[Records from a dataset]
[START]
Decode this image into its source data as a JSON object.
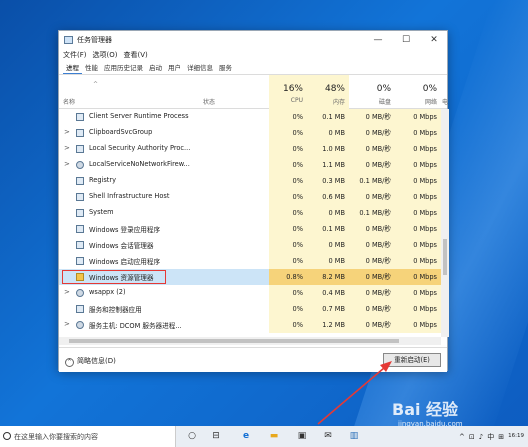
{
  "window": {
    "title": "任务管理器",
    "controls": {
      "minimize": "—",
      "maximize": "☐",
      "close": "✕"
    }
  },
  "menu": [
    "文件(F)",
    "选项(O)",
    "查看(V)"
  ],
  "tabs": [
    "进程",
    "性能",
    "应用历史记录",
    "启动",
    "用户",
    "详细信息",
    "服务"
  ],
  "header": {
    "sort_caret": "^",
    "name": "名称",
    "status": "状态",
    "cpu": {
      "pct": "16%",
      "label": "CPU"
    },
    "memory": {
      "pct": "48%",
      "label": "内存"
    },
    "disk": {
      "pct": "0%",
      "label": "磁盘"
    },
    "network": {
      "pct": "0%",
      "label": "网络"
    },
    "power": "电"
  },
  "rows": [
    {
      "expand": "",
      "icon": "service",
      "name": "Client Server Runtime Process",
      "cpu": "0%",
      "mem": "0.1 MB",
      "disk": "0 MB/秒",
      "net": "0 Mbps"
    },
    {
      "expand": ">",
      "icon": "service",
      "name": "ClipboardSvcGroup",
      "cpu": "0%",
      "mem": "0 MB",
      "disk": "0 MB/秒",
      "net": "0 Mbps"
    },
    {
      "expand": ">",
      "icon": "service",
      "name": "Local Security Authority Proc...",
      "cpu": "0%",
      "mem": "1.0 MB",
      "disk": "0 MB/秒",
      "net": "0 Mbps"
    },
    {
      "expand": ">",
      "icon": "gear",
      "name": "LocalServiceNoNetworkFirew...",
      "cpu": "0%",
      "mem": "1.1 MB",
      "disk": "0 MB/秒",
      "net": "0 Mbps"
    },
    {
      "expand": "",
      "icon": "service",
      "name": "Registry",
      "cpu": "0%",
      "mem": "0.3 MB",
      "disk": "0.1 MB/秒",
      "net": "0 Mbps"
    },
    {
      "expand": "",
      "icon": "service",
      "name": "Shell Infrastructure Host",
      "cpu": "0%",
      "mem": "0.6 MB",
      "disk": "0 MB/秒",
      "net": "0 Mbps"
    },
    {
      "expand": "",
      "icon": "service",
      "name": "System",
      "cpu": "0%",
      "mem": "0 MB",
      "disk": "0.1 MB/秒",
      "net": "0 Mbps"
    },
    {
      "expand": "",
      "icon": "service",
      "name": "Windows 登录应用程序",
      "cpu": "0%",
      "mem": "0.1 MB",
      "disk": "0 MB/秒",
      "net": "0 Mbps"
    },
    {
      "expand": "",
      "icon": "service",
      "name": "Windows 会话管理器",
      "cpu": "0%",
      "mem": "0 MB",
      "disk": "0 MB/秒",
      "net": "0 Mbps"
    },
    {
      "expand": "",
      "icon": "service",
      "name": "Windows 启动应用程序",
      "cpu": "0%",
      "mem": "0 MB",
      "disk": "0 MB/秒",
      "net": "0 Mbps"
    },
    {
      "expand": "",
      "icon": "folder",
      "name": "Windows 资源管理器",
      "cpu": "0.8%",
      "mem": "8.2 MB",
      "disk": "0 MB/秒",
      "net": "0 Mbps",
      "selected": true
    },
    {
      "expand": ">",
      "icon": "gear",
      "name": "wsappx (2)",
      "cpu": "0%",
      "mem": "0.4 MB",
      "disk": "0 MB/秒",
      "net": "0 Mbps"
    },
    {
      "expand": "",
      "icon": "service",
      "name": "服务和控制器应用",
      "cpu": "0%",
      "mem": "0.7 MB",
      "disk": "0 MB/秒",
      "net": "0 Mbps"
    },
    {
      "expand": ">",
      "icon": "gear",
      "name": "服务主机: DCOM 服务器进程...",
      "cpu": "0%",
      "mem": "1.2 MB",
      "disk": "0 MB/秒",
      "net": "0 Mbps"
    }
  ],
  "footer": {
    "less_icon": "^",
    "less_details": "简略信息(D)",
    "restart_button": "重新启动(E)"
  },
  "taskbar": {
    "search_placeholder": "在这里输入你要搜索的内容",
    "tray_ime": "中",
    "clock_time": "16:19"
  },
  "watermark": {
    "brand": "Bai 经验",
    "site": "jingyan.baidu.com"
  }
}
[END]
== Exercise objective ==
Copy the listing exactly. Any image in it stays out of the copy.

== Response ==
Decode this image into its source data as a JSON object.
{
  "window": {
    "title": "任务管理器",
    "controls": {
      "minimize": "—",
      "maximize": "☐",
      "close": "✕"
    }
  },
  "menu": [
    "文件(F)",
    "选项(O)",
    "查看(V)"
  ],
  "tabs": [
    "进程",
    "性能",
    "应用历史记录",
    "启动",
    "用户",
    "详细信息",
    "服务"
  ],
  "header": {
    "sort_caret": "^",
    "name": "名称",
    "status": "状态",
    "cpu": {
      "pct": "16%",
      "label": "CPU"
    },
    "memory": {
      "pct": "48%",
      "label": "内存"
    },
    "disk": {
      "pct": "0%",
      "label": "磁盘"
    },
    "network": {
      "pct": "0%",
      "label": "网络"
    },
    "power": "电"
  },
  "rows": [
    {
      "expand": "",
      "icon": "service",
      "name": "Client Server Runtime Process",
      "cpu": "0%",
      "mem": "0.1 MB",
      "disk": "0 MB/秒",
      "net": "0 Mbps"
    },
    {
      "expand": ">",
      "icon": "service",
      "name": "ClipboardSvcGroup",
      "cpu": "0%",
      "mem": "0 MB",
      "disk": "0 MB/秒",
      "net": "0 Mbps"
    },
    {
      "expand": ">",
      "icon": "service",
      "name": "Local Security Authority Proc...",
      "cpu": "0%",
      "mem": "1.0 MB",
      "disk": "0 MB/秒",
      "net": "0 Mbps"
    },
    {
      "expand": ">",
      "icon": "gear",
      "name": "LocalServiceNoNetworkFirew...",
      "cpu": "0%",
      "mem": "1.1 MB",
      "disk": "0 MB/秒",
      "net": "0 Mbps"
    },
    {
      "expand": "",
      "icon": "service",
      "name": "Registry",
      "cpu": "0%",
      "mem": "0.3 MB",
      "disk": "0.1 MB/秒",
      "net": "0 Mbps"
    },
    {
      "expand": "",
      "icon": "service",
      "name": "Shell Infrastructure Host",
      "cpu": "0%",
      "mem": "0.6 MB",
      "disk": "0 MB/秒",
      "net": "0 Mbps"
    },
    {
      "expand": "",
      "icon": "service",
      "name": "System",
      "cpu": "0%",
      "mem": "0 MB",
      "disk": "0.1 MB/秒",
      "net": "0 Mbps"
    },
    {
      "expand": "",
      "icon": "service",
      "name": "Windows 登录应用程序",
      "cpu": "0%",
      "mem": "0.1 MB",
      "disk": "0 MB/秒",
      "net": "0 Mbps"
    },
    {
      "expand": "",
      "icon": "service",
      "name": "Windows 会话管理器",
      "cpu": "0%",
      "mem": "0 MB",
      "disk": "0 MB/秒",
      "net": "0 Mbps"
    },
    {
      "expand": "",
      "icon": "service",
      "name": "Windows 启动应用程序",
      "cpu": "0%",
      "mem": "0 MB",
      "disk": "0 MB/秒",
      "net": "0 Mbps"
    },
    {
      "expand": "",
      "icon": "folder",
      "name": "Windows 资源管理器",
      "cpu": "0.8%",
      "mem": "8.2 MB",
      "disk": "0 MB/秒",
      "net": "0 Mbps",
      "selected": true
    },
    {
      "expand": ">",
      "icon": "gear",
      "name": "wsappx (2)",
      "cpu": "0%",
      "mem": "0.4 MB",
      "disk": "0 MB/秒",
      "net": "0 Mbps"
    },
    {
      "expand": "",
      "icon": "service",
      "name": "服务和控制器应用",
      "cpu": "0%",
      "mem": "0.7 MB",
      "disk": "0 MB/秒",
      "net": "0 Mbps"
    },
    {
      "expand": ">",
      "icon": "gear",
      "name": "服务主机: DCOM 服务器进程...",
      "cpu": "0%",
      "mem": "1.2 MB",
      "disk": "0 MB/秒",
      "net": "0 Mbps"
    }
  ],
  "footer": {
    "less_icon": "^",
    "less_details": "简略信息(D)",
    "restart_button": "重新启动(E)"
  },
  "taskbar": {
    "search_placeholder": "在这里输入你要搜索的内容",
    "tray_ime": "中",
    "clock_time": "16:19"
  },
  "watermark": {
    "brand": "Bai 经验",
    "site": "jingyan.baidu.com"
  }
}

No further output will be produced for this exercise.